→ **Given problem**:
Set down each record below precisely, skipping the pictures.

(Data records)
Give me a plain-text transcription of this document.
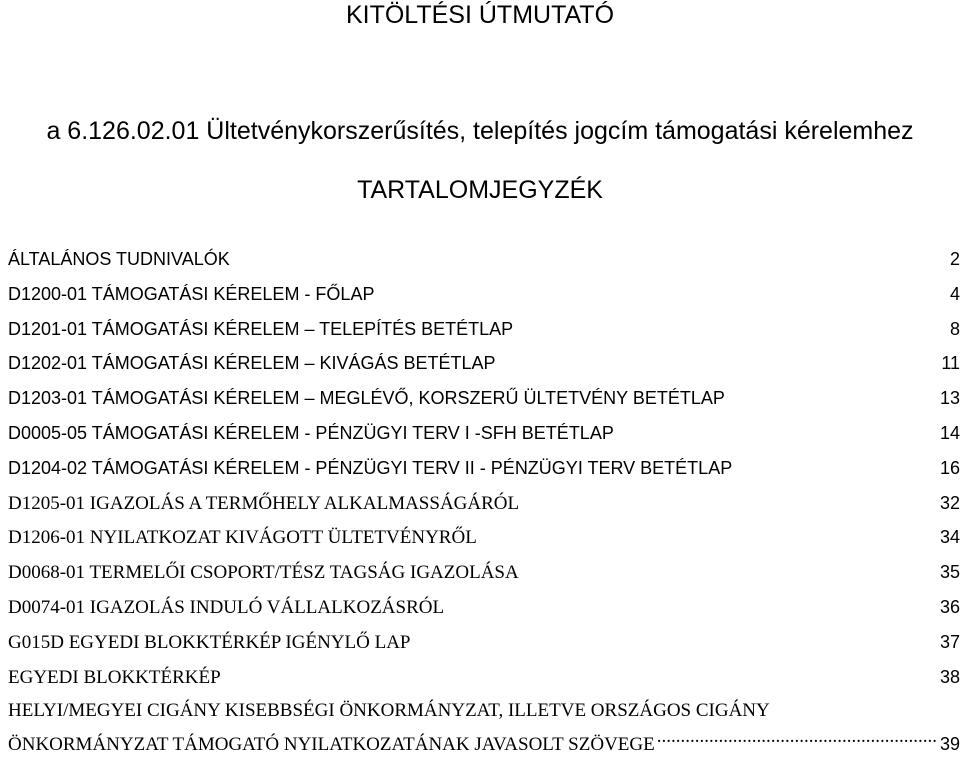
KITÖLTÉSI ÚTMUTATÓ
a 6.126.02.01 Ültetvénykorszerűsítés, telepítés jogcím támogatási kérelemhez
TARTALOMJEGYZÉK
ÁLTALÁNOS TUDNIVALÓK	2
D1200-01 TÁMOGATÁSI KÉRELEM - FŐLAP	4
D1201-01 TÁMOGATÁSI KÉRELEM – TELEPÍTÉS BETÉTLAP	8
D1202-01 TÁMOGATÁSI KÉRELEM – KIVÁGÁS BETÉTLAP	11
D1203-01 TÁMOGATÁSI KÉRELEM – MEGLÉVŐ, KORSZERŰ ÜLTETVÉNY BETÉTLAP	13
D0005-05 TÁMOGATÁSI KÉRELEM - PÉNZÜGYI TERV I -SFH BETÉTLAP	14
D1204-02 TÁMOGATÁSI KÉRELEM - PÉNZÜGYI TERV II - PÉNZÜGYI TERV BETÉTLAP	16
D1205-01 IGAZOLÁS A TERMŐHELY ALKALMASSÁGÁRÓL	32
D1206-01 NYILATKOZAT KIVÁGOTT ÜLTETVÉNYRŐL	34
D0068-01 TERMELŐI CSOPORT/TÉSZ TAGSÁG IGAZOLÁSA	35
D0074-01 IGAZOLÁS INDULÓ VÁLLALKOZÁSRÓL	36
G015D EGYEDI BLOKKTÉRKÉP IGÉNYLŐ LAP	37
EGYEDI BLOKKTÉRKÉP	38
HELYI/MEGYEI CIGÁNY KISEBBSÉGI ÖNKORMÁNYZAT, ILLETVE ORSZÁGOS CIGÁNY
ÖNKORMÁNYZAT TÁMOGATÓ NYILATKOZATÁNAK JAVASOLT SZÖVEGE .....	39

→ **Response below**:
Give me a plain-text transcription of this document.
KITÖLTÉSI ÚTMUTATÓ
a 6.126.02.01 Ültetvénykorszerűsítés, telepítés jogcím támogatási kérelemhez
TARTALOMJEGYZÉK
ÁLTALÁNOS TUDNIVALÓK	2
D1200-01 TÁMOGATÁSI KÉRELEM - FŐLAP	4
D1201-01 TÁMOGATÁSI KÉRELEM – TELEPÍTÉS BETÉTLAP	8
D1202-01 TÁMOGATÁSI KÉRELEM – KIVÁGÁS BETÉTLAP	11
D1203-01 TÁMOGATÁSI KÉRELEM – MEGLÉVŐ, KORSZERŰ ÜLTETVÉNY BETÉTLAP	13
D0005-05 TÁMOGATÁSI KÉRELEM - PÉNZÜGYI TERV I -SFH BETÉTLAP	14
D1204-02 TÁMOGATÁSI KÉRELEM - PÉNZÜGYI TERV II - PÉNZÜGYI TERV BETÉTLAP	16
D1205-01 IGAZOLÁS A TERMŐHELY ALKALMASSÁGÁRÓL	32
D1206-01 NYILATKOZAT KIVÁGOTT ÜLTETVÉNYRŐL	34
D0068-01 TERMELŐI CSOPORT/TÉSZ TAGSÁG IGAZOLÁSA	35
D0074-01 IGAZOLÁS INDULÓ VÁLLALKOZÁSRÓL	36
G015D EGYEDI BLOKKTÉRKÉP IGÉNYLŐ LAP	37
EGYEDI BLOKKTÉRKÉP	38
HELYI/MEGYEI CIGÁNY KISEBBSÉGI ÖNKORMÁNYZAT, ILLETVE ORSZÁGOS CIGÁNY
ÖNKORMÁNYZAT TÁMOGATÓ NYILATKOZATÁNAK JAVASOLT SZÖVEGE .....	39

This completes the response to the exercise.